Return nothing but the lines from the line with "Transcribe the text in this document." through the last line of the entries that follow, copied exactly and free of pictures.

SUPPLIED MATERIAL:
※

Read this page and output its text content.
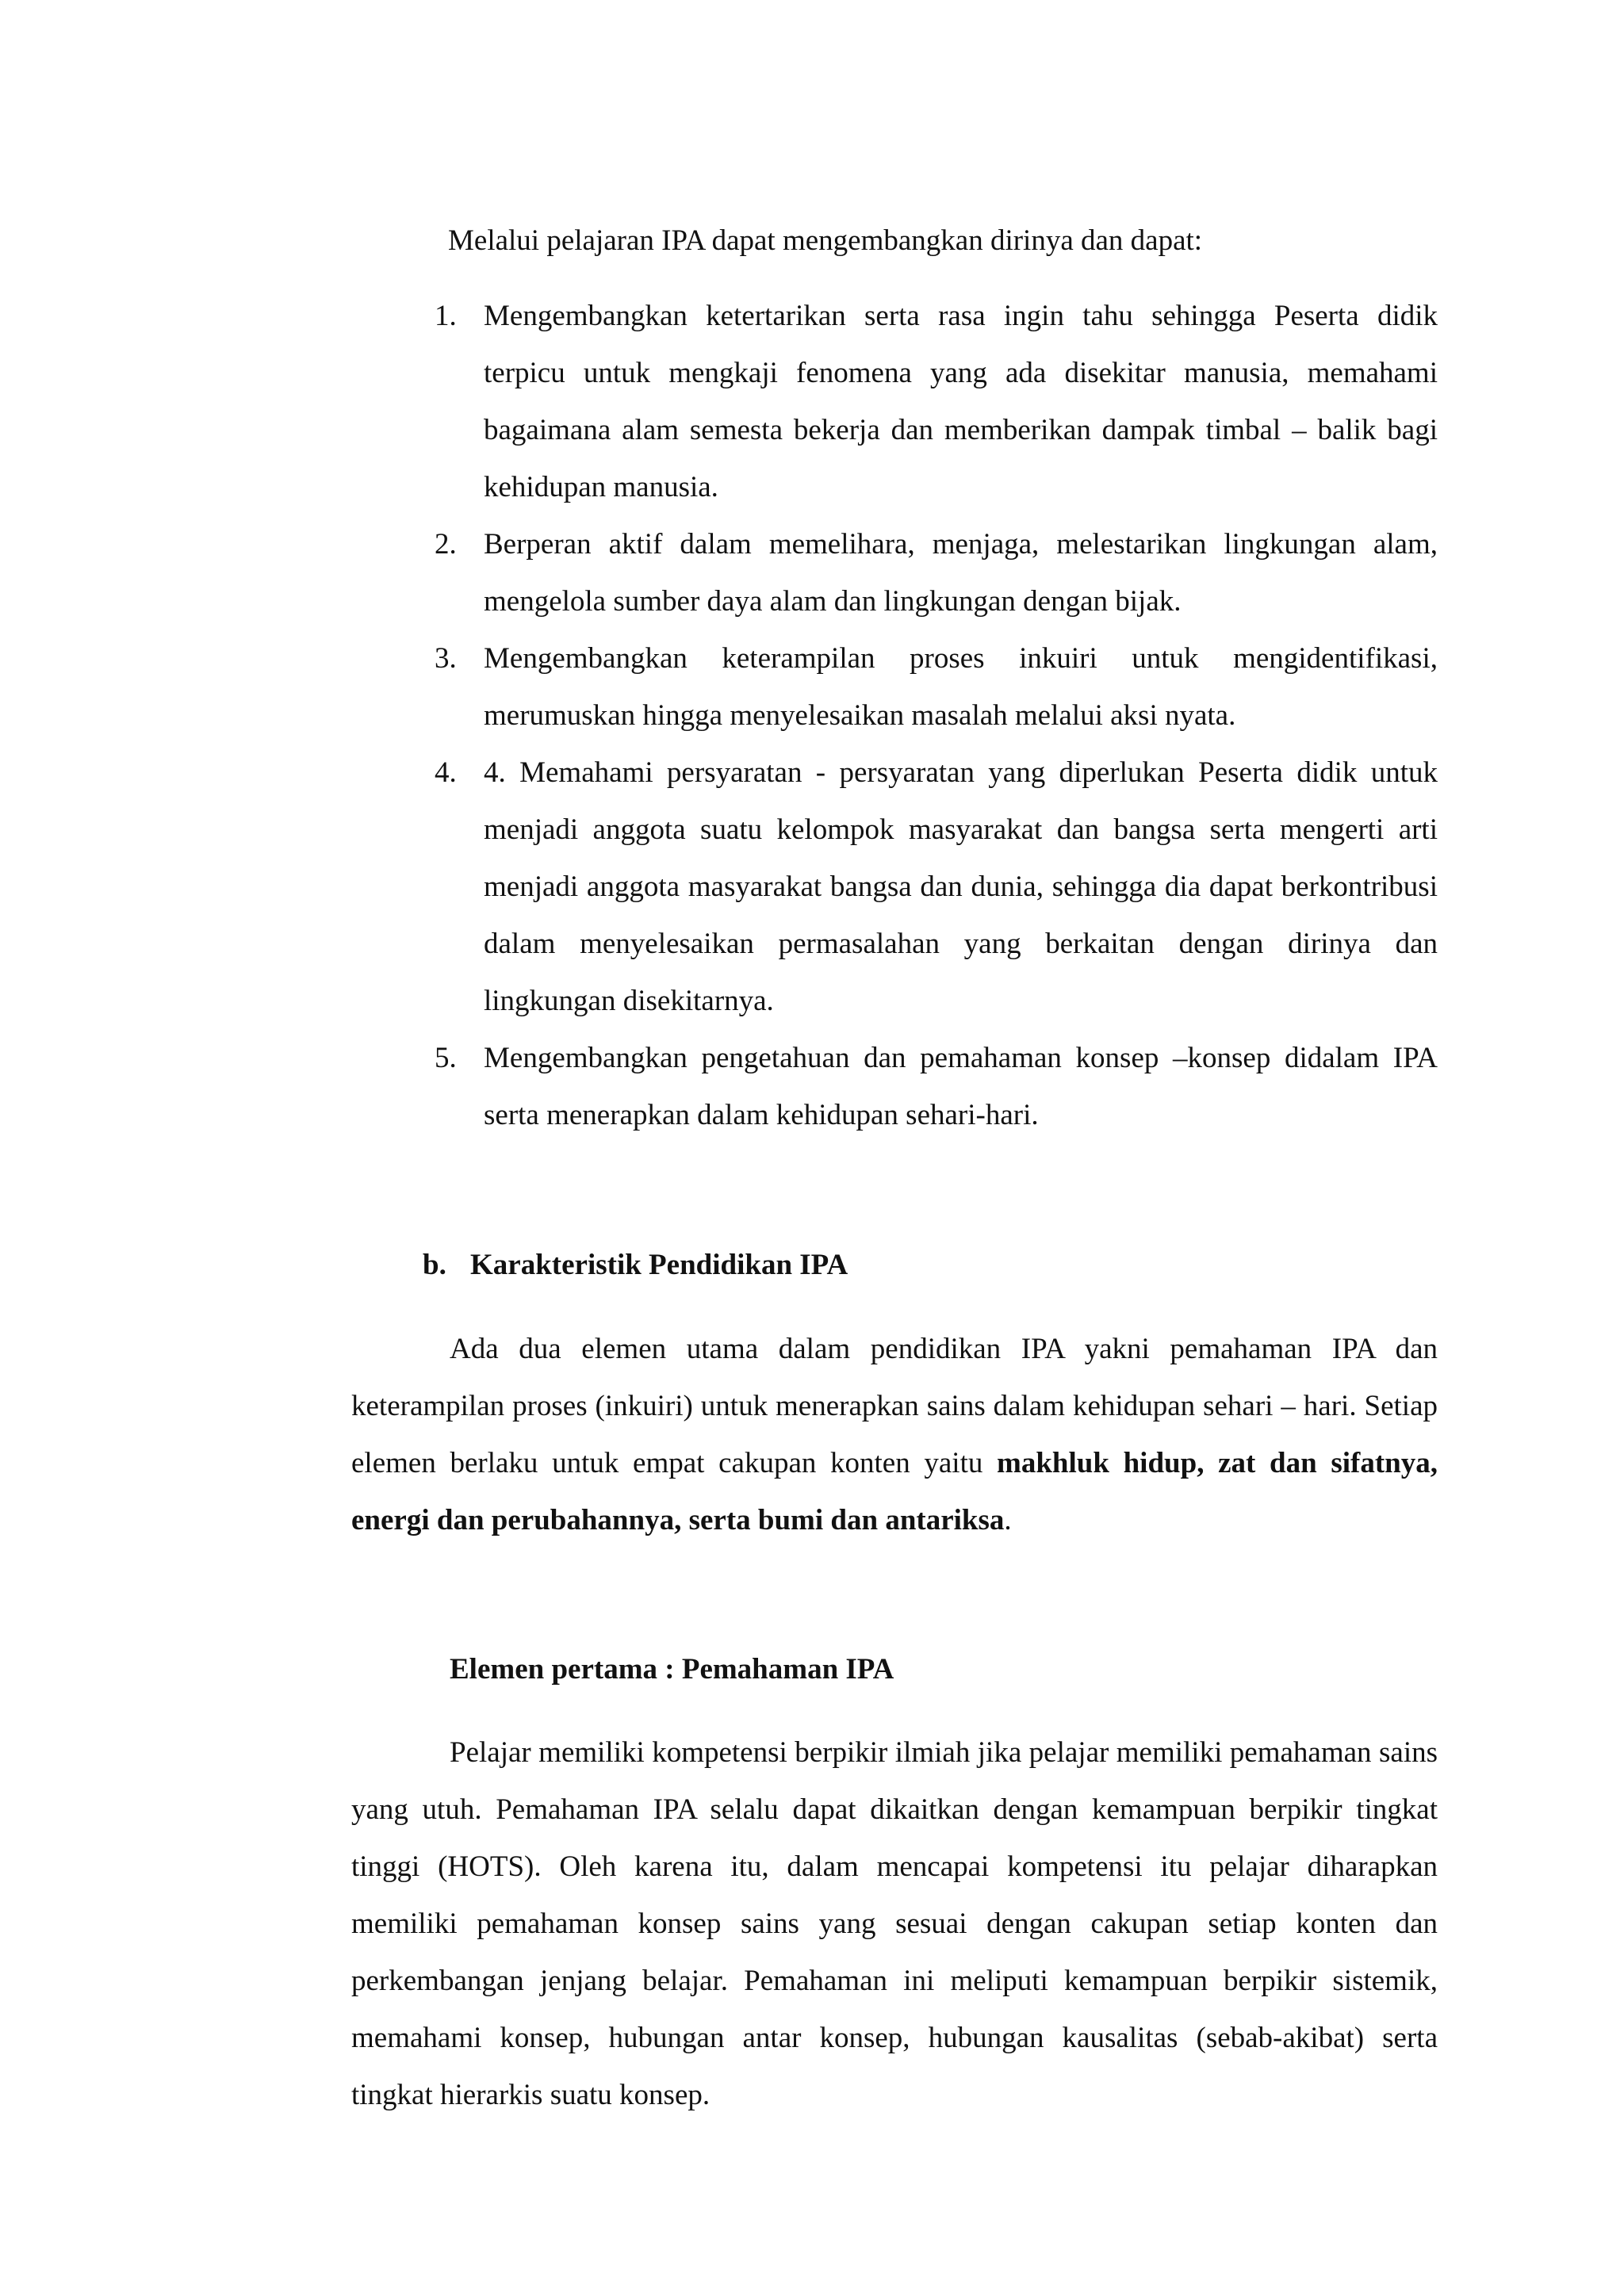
Melalui pelajaran IPA dapat mengembangkan dirinya dan dapat:

1. Mengembangkan ketertarikan serta rasa ingin tahu sehingga Peserta didik terpicu untuk mengkaji fenomena yang ada disekitar manusia, memahami bagaimana alam semesta bekerja dan memberikan dampak timbal – balik bagi kehidupan manusia.
2. Berperan aktif dalam memelihara, menjaga, melestarikan lingkungan alam, mengelola sumber daya alam dan lingkungan dengan bijak.
3. Mengembangkan keterampilan proses inkuiri untuk mengidentifikasi, merumuskan hingga menyelesaikan masalah melalui aksi nyata.
4. 4. Memahami persyaratan - persyaratan yang diperlukan Peserta didik untuk menjadi anggota suatu kelompok masyarakat dan bangsa serta mengerti arti menjadi anggota masyarakat bangsa dan dunia, sehingga dia dapat berkontribusi dalam menyelesaikan permasalahan yang berkaitan dengan dirinya dan lingkungan disekitarnya.
5. Mengembangkan pengetahuan dan pemahaman konsep –konsep didalam IPA serta menerapkan dalam kehidupan sehari-hari.
b. Karakteristik Pendidikan IPA

Ada dua elemen utama dalam pendidikan IPA yakni pemahaman IPA dan keterampilan proses (inkuiri) untuk menerapkan sains dalam kehidupan sehari – hari. Setiap elemen berlaku untuk empat cakupan konten yaitu makhluk hidup, zat dan sifatnya, energi dan perubahannya, serta bumi dan antariksa.

Elemen pertama : Pemahaman IPA

Pelajar memiliki kompetensi berpikir ilmiah jika pelajar memiliki pemahaman sains yang utuh. Pemahaman IPA selalu dapat dikaitkan dengan kemampuan berpikir tingkat tinggi (HOTS). Oleh karena itu, dalam mencapai kompetensi itu pelajar diharapkan memiliki pemahaman konsep sains yang sesuai dengan cakupan setiap konten dan perkembangan jenjang belajar. Pemahaman ini meliputi kemampuan berpikir sistemik, memahami konsep, hubungan antar konsep, hubungan kausalitas (sebab-akibat) serta tingkat hierarkis suatu konsep.
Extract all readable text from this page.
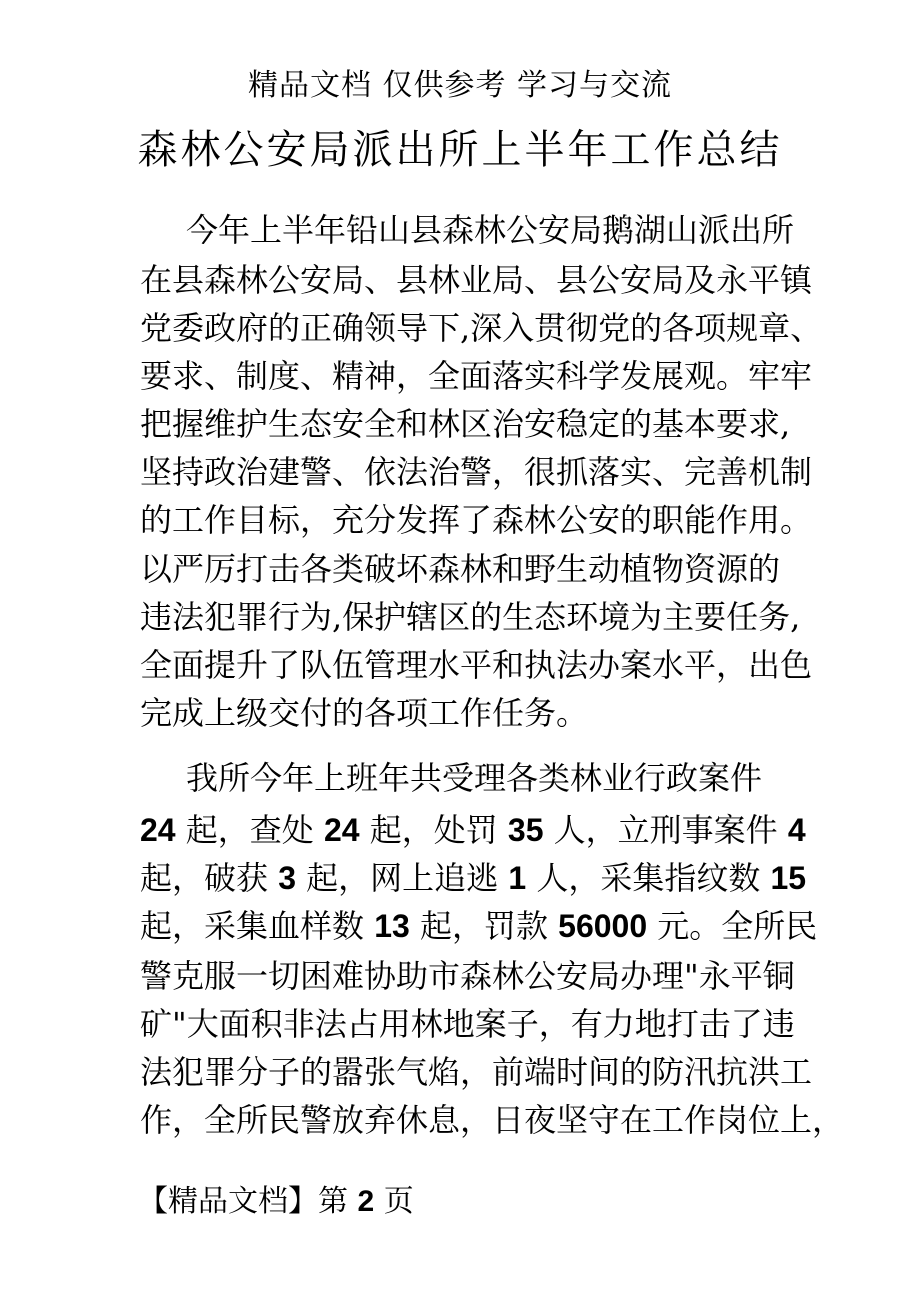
精品文档 仅供参考 学习与交流
森林公安局派出所上半年工作总结
今年上半年铅山县森林公安局鹅湖山派出所
在县森林公安局、县林业局、县公安局及永平镇
党委政府的正确领导下,深入贯彻党的各项规章、
要求、制度、精神，全面落实科学发展观。牢牢
把握维护生态安全和林区治安稳定的基本要求,
坚持政治建警、依法治警，很抓落实、完善机制
的工作目标，充分发挥了森林公安的职能作用。
以严厉打击各类破坏森林和野生动植物资源的
违法犯罪行为,保护辖区的生态环境为主要任务,
全面提升了队伍管理水平和执法办案水平，出色
完成上级交付的各项工作任务。
我所今年上班年共受理各类林业行政案件
24 起，查处 24 起，处罚 35 人，立刑事案件 4
起，破获 3 起，网上追逃 1 人，采集指纹数 15
起，采集血样数 13 起，罚款 56000 元。全所民
警克服一切困难协助市森林公安局办理"永平铜
矿"大面积非法占用林地案子，有力地打击了违
法犯罪分子的嚣张气焰，前端时间的防汛抗洪工
作，全所民警放弃休息，日夜坚守在工作岗位上，
【精品文档】第 2 页
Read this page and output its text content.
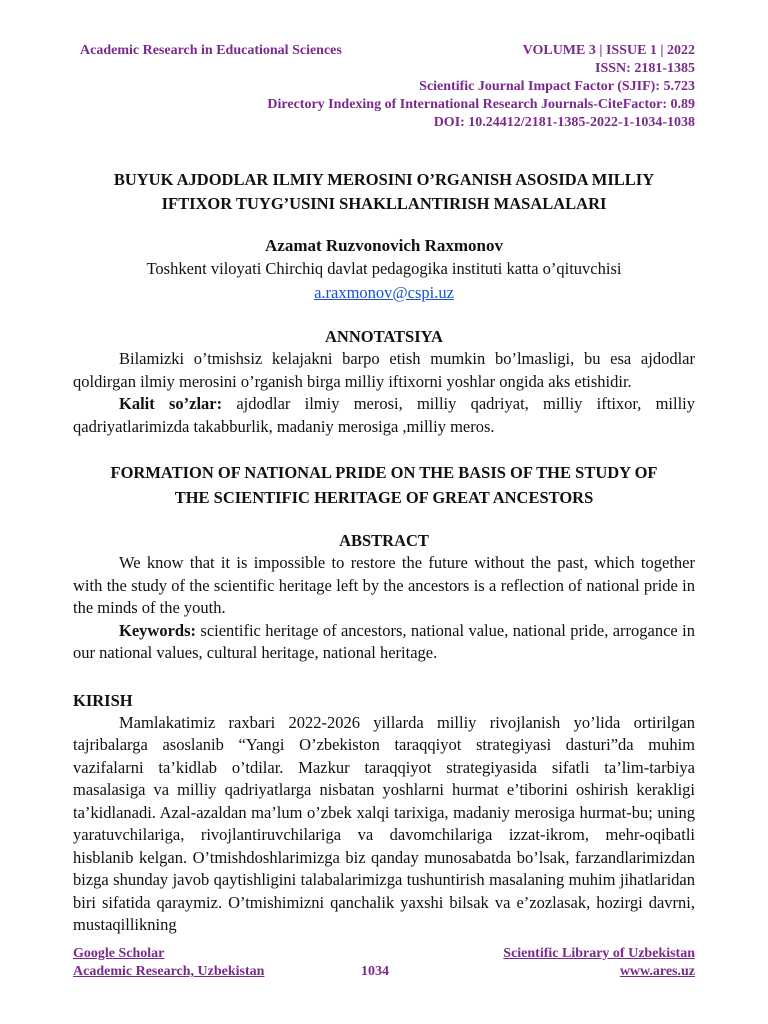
Academic Research in Educational Sciences	VOLUME 3 | ISSUE 1 | 2022
ISSN: 2181-1385
Scientific Journal Impact Factor (SJIF): 5.723
Directory Indexing of International Research Journals-CiteFactor: 0.89
DOI: 10.24412/2181-1385-2022-1-1034-1038
BUYUK AJDODLAR ILMIY MEROSINI O’RGANISH ASOSIDA MILLIY
IFTIXOR TUYG’USINI SHAKLLANTIRISH MASALALARI
Azamat Ruzvonovich Raxmonov
Toshkent viloyati Chirchiq davlat pedagogika instituti katta o’qituvchisi
a.raxmonov@cspi.uz
ANNOTATSIYA

Bilamizki o’tmishsiz kelajakni barpo etish mumkin bo’lmasligi, bu esa ajdodlar qoldirgan ilmiy merosini o’rganish birga milliy iftixorni yoshlar ongida aks etishidir.

Kalit so’zlar: ajdodlar ilmiy merosi, milliy qadriyat, milliy iftixor, milliy qadriyatlarimizda takabburlik, madaniy merosiga ,milliy meros.

FORMATION OF NATIONAL PRIDE ON THE BASIS OF THE STUDY OF
THE SCIENTIFIC HERITAGE OF GREAT ANCESTORS
ABSTRACT

We know that it is impossible to restore the future without the past, which together with the study of the scientific heritage left by the ancestors is a reflection of national pride in the minds of the youth.

Keywords: scientific heritage of ancestors, national value, national pride, arrogance in our national values, cultural heritage, national heritage.

KIRISH

Mamlakatimiz raxbari 2022-2026 yillarda milliy rivojlanish yo’lida ortirilgan tajribalarga asoslanib “Yangi O’zbekiston taraqqiyot strategiyasi dasturi”da muhim vazifalarni ta’kidlab o’tdilar. Mazkur taraqqiyot strategiyasida sifatli ta’lim-tarbiya masalasiga va milliy qadriyatlarga nisbatan yoshlarni hurmat e’tiborini oshirish kerakligi ta’kidlanadi. Azal-azaldan ma’lum o’zbek xalqi tarixiga, madaniy merosiga hurmat-bu; uning yaratuvchilariga, rivojlantiruvchilariga va davomchilariga izzat-ikrom, mehr-oqibatli hisblanib kelgan. O’tmishdoshlarimizga biz qanday munosabatda bo’lsak, farzandlarimizdan bizga shunday javob qaytishligini talabalarimizga tushuntirish masalaning muhim jihatlaridan biri sifatida qaraymiz. O’tmishimizni qanchalik yaxshi bilsak va e’zozlasak, hozirgi davrni, mustaqillikning

Google Scholar	Scientific Library of Uzbekistan
Academic Research, Uzbekistan	1034	www.ares.uz
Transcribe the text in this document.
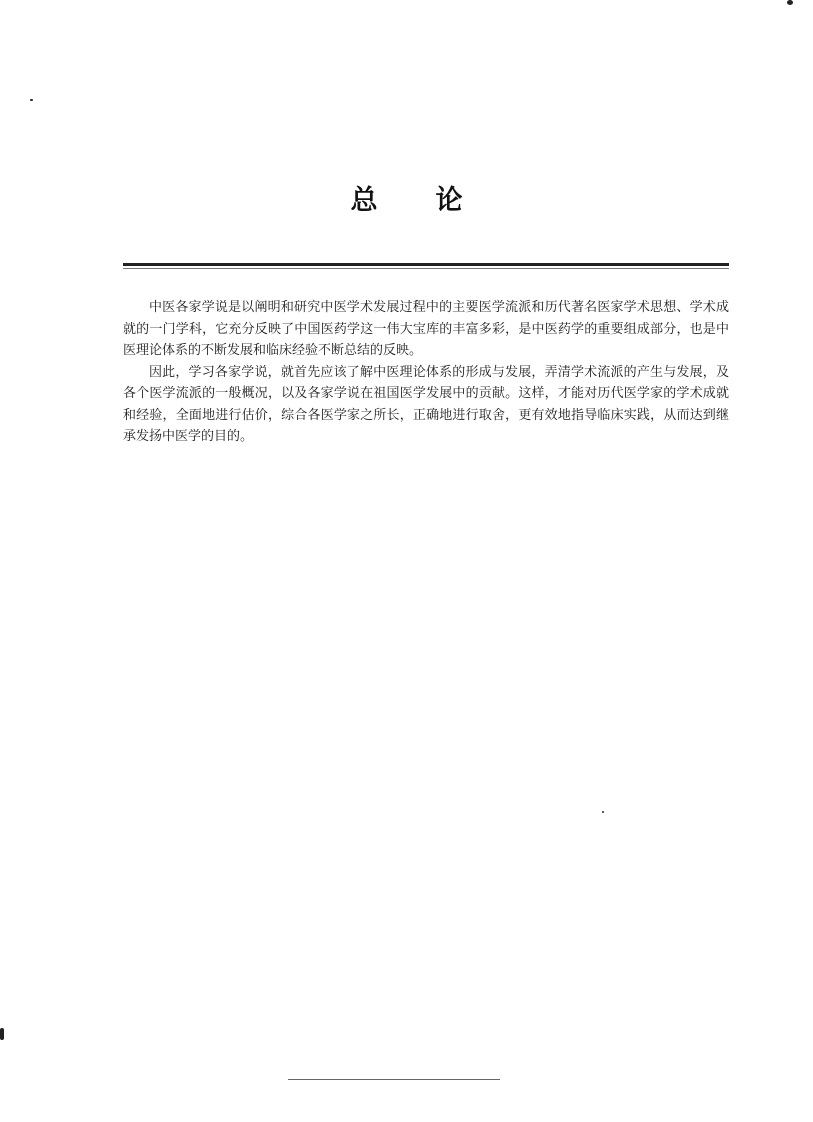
总论

中医各家学说是以阐明和研究中医学术发展过程中的主要医学流派和历代著名医家学术思想、学术成就的一门学科，它充分反映了中国医药学这一伟大宝库的丰富多彩，是中医药学的重要组成部分，也是中医理论体系的不断发展和临床经验不断总结的反映。

因此，学习各家学说，就首先应该了解中医理论体系的形成与发展，弄清学术流派的产生与发展，及各个医学流派的一般概况，以及各家学说在祖国医学发展中的贡献。这样，才能对历代医学家的学术成就和经验，全面地进行估价，综合各医学家之所长，正确地进行取舍，更有效地指导临床实践，从而达到继承发扬中医学的目的。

※

RESPONSE:
Transcribe the text in this document.
总论

中医各家学说是以阐明和研究中医学术发展过程中的主要医学流派和历代著名医家学术思想、学术成就的一门学科，它充分反映了中国医药学这一伟大宝库的丰富多彩，是中医药学的重要组成部分，也是中医理论体系的不断发展和临床经验不断总结的反映。

因此，学习各家学说，就首先应该了解中医理论体系的形成与发展，弄清学术流派的产生与发展，及各个医学流派的一般概况，以及各家学说在祖国医学发展中的贡献。这样，才能对历代医学家的学术成就和经验，全面地进行估价，综合各医学家之所长，正确地进行取舍，更有效地指导临床实践，从而达到继承发扬中医学的目的。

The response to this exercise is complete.